**Dataset items:**
═══
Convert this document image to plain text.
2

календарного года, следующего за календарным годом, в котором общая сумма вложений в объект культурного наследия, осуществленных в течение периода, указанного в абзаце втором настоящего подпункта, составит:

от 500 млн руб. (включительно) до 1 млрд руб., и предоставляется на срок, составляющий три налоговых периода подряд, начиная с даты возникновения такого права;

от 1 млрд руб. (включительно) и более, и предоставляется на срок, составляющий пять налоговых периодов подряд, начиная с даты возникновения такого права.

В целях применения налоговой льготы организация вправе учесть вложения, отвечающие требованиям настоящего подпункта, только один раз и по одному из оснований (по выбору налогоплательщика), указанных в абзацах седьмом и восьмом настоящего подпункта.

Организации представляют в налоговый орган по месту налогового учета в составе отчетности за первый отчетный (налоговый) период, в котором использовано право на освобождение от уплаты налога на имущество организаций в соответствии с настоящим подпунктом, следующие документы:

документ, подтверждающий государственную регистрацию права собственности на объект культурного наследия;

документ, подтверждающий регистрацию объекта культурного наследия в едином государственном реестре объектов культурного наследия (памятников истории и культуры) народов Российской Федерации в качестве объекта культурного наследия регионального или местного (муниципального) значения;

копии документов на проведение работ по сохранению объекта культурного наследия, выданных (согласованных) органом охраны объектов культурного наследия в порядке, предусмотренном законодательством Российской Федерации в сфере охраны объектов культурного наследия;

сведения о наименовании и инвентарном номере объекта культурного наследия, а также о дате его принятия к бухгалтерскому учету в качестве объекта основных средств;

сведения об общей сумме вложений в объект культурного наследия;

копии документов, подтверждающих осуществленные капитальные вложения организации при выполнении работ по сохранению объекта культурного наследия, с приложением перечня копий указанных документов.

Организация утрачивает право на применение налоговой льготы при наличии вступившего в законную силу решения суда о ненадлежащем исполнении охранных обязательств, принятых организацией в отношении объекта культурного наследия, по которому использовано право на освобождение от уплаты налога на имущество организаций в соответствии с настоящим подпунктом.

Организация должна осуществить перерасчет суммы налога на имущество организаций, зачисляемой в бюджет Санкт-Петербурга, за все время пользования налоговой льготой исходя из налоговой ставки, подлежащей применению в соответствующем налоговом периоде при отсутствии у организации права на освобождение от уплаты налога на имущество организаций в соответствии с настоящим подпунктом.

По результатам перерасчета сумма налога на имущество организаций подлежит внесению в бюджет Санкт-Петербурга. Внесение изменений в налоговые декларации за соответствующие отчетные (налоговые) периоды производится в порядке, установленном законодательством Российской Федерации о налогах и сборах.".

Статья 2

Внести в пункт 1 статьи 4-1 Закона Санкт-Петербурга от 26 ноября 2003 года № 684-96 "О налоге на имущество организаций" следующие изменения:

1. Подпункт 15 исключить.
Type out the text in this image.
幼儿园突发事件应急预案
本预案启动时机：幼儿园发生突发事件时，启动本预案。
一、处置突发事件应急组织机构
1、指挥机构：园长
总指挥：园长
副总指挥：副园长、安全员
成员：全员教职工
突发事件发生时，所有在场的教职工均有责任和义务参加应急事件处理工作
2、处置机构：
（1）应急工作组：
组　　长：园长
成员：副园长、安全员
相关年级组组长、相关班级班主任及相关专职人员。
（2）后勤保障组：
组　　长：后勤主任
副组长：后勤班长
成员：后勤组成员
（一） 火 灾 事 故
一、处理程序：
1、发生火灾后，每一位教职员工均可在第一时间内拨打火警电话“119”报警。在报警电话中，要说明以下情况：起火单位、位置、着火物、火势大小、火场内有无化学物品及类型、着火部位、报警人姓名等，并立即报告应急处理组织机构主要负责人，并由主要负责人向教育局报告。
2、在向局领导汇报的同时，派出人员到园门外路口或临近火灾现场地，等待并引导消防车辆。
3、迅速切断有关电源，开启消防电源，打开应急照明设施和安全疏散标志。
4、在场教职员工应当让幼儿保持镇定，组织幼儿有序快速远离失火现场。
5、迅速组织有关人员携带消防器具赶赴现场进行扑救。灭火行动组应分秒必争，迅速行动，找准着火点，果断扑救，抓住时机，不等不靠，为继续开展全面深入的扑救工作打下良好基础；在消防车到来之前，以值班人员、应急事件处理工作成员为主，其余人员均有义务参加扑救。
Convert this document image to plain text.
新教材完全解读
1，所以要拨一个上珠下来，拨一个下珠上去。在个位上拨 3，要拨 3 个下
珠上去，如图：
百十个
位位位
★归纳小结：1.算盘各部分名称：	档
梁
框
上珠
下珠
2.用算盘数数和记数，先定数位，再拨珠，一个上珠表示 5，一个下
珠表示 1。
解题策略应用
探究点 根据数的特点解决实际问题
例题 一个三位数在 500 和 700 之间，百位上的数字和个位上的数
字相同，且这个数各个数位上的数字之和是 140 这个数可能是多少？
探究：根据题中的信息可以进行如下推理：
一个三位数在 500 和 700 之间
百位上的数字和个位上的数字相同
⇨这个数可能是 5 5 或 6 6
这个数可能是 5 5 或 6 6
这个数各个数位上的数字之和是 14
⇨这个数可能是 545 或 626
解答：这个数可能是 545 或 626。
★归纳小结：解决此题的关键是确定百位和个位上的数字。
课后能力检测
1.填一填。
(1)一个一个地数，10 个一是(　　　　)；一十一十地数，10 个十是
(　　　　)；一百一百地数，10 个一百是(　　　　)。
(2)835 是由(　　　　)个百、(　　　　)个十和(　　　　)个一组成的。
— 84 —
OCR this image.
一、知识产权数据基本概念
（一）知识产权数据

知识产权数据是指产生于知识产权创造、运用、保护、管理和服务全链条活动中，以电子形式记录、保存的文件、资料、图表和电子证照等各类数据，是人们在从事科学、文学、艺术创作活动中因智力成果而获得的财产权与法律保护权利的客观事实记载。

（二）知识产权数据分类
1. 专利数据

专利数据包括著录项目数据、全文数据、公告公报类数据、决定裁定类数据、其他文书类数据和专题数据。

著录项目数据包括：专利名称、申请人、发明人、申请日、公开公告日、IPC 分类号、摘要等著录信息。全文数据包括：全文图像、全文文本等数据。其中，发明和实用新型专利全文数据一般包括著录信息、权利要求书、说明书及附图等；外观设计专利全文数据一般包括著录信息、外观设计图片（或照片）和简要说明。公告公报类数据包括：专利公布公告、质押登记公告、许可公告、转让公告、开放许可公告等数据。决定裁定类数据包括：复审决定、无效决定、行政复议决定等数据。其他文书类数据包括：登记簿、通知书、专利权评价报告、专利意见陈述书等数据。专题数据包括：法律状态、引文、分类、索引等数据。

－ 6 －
═══
**Problem details:** Collect every line with the string "уплаты" from the records, and copy each.

**Expected answer:**
Организации представляют в налоговый орган по месту налогового учета в составе отчетности за первый отчетный (налоговый) период, в котором использовано право на освобождение от уплаты налога на имущество организаций в соответствии с настоящим подпунктом, следующие документы:
Организация утрачивает право на применение налоговой льготы при наличии вступившего в законную силу решения суда о ненадлежащем исполнении охранных обязательств, принятых организацией в отношении объекта культурного наследия, по которому использовано право на освобождение от уплаты налога на имущество организаций в соответствии с настоящим подпунктом.
Организация должна осуществить перерасчет суммы налога на имущество организаций, зачисляемой в бюджет Санкт-Петербурга, за все время пользования налоговой льготой исходя из налоговой ставки, подлежащей применению в соответствующем налоговом периоде при отсутствии у организации права на освобождение от уплаты налога на имущество организаций в соответствии с настоящим подпунктом.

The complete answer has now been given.